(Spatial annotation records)
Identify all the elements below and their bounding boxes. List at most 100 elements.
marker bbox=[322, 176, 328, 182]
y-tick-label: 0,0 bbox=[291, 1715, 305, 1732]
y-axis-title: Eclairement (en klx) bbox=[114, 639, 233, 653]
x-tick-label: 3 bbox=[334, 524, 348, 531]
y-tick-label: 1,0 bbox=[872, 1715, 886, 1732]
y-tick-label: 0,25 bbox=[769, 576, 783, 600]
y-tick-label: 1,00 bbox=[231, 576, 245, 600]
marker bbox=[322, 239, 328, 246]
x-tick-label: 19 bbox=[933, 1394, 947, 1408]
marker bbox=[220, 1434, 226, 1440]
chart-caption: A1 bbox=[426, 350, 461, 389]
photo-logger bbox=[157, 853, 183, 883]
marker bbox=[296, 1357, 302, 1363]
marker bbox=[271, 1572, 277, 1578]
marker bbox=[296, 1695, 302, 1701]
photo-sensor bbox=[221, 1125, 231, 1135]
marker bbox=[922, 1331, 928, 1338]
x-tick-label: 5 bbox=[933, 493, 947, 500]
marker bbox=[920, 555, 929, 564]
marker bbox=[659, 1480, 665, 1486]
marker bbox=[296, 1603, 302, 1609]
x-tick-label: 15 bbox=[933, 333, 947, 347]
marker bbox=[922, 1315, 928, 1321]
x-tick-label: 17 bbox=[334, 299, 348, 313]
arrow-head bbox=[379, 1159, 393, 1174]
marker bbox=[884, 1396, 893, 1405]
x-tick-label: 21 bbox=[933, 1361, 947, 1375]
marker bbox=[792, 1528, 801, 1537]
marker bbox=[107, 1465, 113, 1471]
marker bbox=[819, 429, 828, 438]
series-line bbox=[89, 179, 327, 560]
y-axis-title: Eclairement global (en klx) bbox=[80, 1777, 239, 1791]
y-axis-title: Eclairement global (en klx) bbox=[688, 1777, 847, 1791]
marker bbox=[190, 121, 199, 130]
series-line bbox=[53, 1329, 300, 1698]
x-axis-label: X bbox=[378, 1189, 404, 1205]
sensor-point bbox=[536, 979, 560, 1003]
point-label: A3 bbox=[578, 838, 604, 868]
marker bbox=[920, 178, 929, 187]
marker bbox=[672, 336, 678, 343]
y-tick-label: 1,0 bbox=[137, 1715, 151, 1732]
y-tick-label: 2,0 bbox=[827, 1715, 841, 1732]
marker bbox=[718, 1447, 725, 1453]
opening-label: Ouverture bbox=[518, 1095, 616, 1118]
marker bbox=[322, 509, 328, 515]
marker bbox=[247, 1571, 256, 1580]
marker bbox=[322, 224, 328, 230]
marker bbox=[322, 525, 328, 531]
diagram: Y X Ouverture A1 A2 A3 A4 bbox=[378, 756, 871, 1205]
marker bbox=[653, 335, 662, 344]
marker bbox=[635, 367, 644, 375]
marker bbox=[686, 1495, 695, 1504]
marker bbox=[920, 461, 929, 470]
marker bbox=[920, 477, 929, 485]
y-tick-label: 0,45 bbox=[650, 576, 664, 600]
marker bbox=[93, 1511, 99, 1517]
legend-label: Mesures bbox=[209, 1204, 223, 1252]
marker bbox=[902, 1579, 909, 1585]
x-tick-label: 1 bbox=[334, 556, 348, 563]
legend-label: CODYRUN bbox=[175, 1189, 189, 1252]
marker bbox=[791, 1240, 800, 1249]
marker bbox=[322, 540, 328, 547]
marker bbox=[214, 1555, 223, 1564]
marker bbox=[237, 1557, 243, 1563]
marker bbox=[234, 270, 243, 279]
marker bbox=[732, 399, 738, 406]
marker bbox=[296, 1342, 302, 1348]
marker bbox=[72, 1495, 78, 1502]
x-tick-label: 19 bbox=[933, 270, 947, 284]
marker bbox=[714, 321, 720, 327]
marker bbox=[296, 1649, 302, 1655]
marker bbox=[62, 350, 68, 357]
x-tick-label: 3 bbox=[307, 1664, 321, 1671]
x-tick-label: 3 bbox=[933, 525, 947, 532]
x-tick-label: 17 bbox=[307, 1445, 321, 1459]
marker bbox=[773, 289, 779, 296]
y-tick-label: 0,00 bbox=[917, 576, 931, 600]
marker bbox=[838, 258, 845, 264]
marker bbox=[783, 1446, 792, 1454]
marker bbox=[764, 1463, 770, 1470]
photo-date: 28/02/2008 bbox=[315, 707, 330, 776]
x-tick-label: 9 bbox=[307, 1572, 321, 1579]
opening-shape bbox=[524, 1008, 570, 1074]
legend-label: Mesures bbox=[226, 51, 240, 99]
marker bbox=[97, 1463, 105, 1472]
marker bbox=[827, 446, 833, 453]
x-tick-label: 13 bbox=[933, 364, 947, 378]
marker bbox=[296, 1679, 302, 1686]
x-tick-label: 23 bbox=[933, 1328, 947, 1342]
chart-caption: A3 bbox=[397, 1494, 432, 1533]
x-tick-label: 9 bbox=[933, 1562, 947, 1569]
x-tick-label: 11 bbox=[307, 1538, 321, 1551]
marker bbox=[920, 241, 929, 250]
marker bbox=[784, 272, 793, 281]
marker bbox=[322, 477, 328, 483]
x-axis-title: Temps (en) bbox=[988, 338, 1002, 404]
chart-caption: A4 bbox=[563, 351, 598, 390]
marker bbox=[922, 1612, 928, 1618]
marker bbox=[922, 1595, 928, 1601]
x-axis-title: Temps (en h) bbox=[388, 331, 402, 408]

## DIRECTIONS FOR THIS TASK
Return everything in the listing from its first line down to the line containing "marker bbox=[920, 477, 929, 485]", both included, reproducing each line word for word.

## EXERCISE ANSWER
Identify all the elements below and their bounding boxes. List at most 100 elements.
marker bbox=[322, 176, 328, 182]
y-tick-label: 0,0 bbox=[291, 1715, 305, 1732]
y-axis-title: Eclairement (en klx) bbox=[114, 639, 233, 653]
x-tick-label: 3 bbox=[334, 524, 348, 531]
y-tick-label: 1,0 bbox=[872, 1715, 886, 1732]
y-tick-label: 0,25 bbox=[769, 576, 783, 600]
y-tick-label: 1,00 bbox=[231, 576, 245, 600]
marker bbox=[322, 239, 328, 246]
x-tick-label: 19 bbox=[933, 1394, 947, 1408]
marker bbox=[220, 1434, 226, 1440]
chart-caption: A1 bbox=[426, 350, 461, 389]
photo-logger bbox=[157, 853, 183, 883]
marker bbox=[296, 1357, 302, 1363]
marker bbox=[271, 1572, 277, 1578]
marker bbox=[296, 1695, 302, 1701]
photo-sensor bbox=[221, 1125, 231, 1135]
marker bbox=[922, 1331, 928, 1338]
x-tick-label: 5 bbox=[933, 493, 947, 500]
marker bbox=[920, 555, 929, 564]
marker bbox=[659, 1480, 665, 1486]
marker bbox=[296, 1603, 302, 1609]
x-tick-label: 15 bbox=[933, 333, 947, 347]
marker bbox=[922, 1315, 928, 1321]
x-tick-label: 17 bbox=[334, 299, 348, 313]
arrow-head bbox=[379, 1159, 393, 1174]
marker bbox=[884, 1396, 893, 1405]
x-tick-label: 21 bbox=[933, 1361, 947, 1375]
marker bbox=[792, 1528, 801, 1537]
marker bbox=[107, 1465, 113, 1471]
marker bbox=[819, 429, 828, 438]
series-line bbox=[89, 179, 327, 560]
y-axis-title: Eclairement global (en klx) bbox=[80, 1777, 239, 1791]
y-axis-title: Eclairement global (en klx) bbox=[688, 1777, 847, 1791]
marker bbox=[190, 121, 199, 130]
series-line bbox=[53, 1329, 300, 1698]
x-axis-label: X bbox=[378, 1189, 404, 1205]
sensor-point bbox=[536, 979, 560, 1003]
point-label: A3 bbox=[578, 838, 604, 868]
marker bbox=[920, 178, 929, 187]
marker bbox=[672, 336, 678, 343]
y-tick-label: 1,0 bbox=[137, 1715, 151, 1732]
y-tick-label: 2,0 bbox=[827, 1715, 841, 1732]
marker bbox=[718, 1447, 725, 1453]
opening-label: Ouverture bbox=[518, 1095, 616, 1118]
marker bbox=[322, 509, 328, 515]
marker bbox=[247, 1571, 256, 1580]
marker bbox=[322, 224, 328, 230]
marker bbox=[322, 525, 328, 531]
diagram: Y X Ouverture A1 A2 A3 A4 bbox=[378, 756, 871, 1205]
marker bbox=[653, 335, 662, 344]
marker bbox=[635, 367, 644, 375]
marker bbox=[686, 1495, 695, 1504]
marker bbox=[920, 461, 929, 470]
marker bbox=[920, 477, 929, 485]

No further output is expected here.